▶ [Problem details]
Scan the lines below for the string "desto" and copy every one that has it.

▶ [Page text dataset records]

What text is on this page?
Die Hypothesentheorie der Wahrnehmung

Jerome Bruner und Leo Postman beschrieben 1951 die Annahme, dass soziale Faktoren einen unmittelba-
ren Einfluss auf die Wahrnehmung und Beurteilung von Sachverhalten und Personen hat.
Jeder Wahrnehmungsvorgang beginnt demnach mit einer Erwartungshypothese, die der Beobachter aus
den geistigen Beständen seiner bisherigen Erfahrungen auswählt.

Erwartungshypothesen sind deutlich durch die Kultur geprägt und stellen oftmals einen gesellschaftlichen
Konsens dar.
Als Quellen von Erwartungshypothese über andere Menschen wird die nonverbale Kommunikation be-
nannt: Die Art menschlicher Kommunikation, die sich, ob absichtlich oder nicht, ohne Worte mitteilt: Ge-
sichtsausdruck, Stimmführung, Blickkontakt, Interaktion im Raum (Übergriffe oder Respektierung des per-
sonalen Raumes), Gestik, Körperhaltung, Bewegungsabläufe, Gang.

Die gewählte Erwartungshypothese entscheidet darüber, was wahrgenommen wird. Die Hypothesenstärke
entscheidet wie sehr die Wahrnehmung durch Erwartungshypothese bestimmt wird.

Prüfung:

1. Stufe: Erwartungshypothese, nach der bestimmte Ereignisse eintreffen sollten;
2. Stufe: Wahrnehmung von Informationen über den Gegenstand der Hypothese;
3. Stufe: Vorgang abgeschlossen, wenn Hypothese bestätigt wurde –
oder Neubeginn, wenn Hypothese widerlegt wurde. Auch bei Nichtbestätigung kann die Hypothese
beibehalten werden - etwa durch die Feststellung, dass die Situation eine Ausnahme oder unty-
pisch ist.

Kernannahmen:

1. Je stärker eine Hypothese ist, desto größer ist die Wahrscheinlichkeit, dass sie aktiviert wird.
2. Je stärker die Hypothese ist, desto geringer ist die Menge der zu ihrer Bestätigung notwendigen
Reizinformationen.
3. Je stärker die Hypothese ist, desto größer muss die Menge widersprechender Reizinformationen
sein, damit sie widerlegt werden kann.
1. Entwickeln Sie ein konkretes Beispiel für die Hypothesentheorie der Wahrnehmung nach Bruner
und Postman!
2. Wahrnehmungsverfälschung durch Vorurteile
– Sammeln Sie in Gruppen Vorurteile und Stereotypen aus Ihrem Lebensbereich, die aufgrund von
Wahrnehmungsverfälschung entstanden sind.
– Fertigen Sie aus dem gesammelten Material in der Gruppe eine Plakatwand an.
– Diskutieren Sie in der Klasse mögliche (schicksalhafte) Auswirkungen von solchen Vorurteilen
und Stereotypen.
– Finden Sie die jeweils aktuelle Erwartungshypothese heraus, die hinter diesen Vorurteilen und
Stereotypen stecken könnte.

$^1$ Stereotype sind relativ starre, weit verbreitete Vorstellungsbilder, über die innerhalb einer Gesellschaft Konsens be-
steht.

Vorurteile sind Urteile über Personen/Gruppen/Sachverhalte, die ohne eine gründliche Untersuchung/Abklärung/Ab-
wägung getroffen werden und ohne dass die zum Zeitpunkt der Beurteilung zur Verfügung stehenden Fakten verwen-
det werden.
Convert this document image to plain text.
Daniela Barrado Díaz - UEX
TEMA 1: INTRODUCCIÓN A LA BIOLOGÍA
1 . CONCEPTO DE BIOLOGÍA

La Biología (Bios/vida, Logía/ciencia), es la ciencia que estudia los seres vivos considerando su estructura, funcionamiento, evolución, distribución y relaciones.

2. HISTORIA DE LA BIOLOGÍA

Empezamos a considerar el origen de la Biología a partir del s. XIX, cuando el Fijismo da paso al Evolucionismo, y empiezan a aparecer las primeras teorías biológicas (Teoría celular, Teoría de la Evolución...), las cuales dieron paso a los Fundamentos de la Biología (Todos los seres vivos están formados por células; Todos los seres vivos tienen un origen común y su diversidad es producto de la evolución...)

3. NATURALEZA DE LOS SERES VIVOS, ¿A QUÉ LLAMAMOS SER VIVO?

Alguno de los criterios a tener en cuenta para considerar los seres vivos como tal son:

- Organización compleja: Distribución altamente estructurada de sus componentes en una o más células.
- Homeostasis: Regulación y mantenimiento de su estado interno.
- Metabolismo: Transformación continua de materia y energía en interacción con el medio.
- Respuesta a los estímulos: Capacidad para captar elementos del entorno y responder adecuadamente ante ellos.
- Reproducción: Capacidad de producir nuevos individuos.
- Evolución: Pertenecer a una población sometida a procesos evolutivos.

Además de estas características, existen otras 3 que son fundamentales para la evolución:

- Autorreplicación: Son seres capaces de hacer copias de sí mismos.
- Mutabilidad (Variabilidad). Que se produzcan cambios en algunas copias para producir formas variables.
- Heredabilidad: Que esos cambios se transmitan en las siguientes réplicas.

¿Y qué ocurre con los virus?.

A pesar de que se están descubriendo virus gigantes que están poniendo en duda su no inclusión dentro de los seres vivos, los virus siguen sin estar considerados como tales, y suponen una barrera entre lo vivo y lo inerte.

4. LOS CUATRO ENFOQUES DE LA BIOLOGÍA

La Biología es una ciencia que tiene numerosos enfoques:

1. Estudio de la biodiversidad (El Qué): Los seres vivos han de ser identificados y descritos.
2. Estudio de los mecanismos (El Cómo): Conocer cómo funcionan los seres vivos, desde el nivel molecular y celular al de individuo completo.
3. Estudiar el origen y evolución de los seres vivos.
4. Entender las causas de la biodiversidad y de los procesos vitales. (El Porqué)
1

▶ [Solution]
1. Je stärker eine Hypothese ist, desto größer ist die Wahrscheinlichkeit, dass sie aktiviert wird.
2. Je stärker die Hypothese ist, desto geringer ist die Menge der zu ihrer Bestätigung notwendigen
3. Je stärker die Hypothese ist, desto größer muss die Menge widersprechender Reizinformationen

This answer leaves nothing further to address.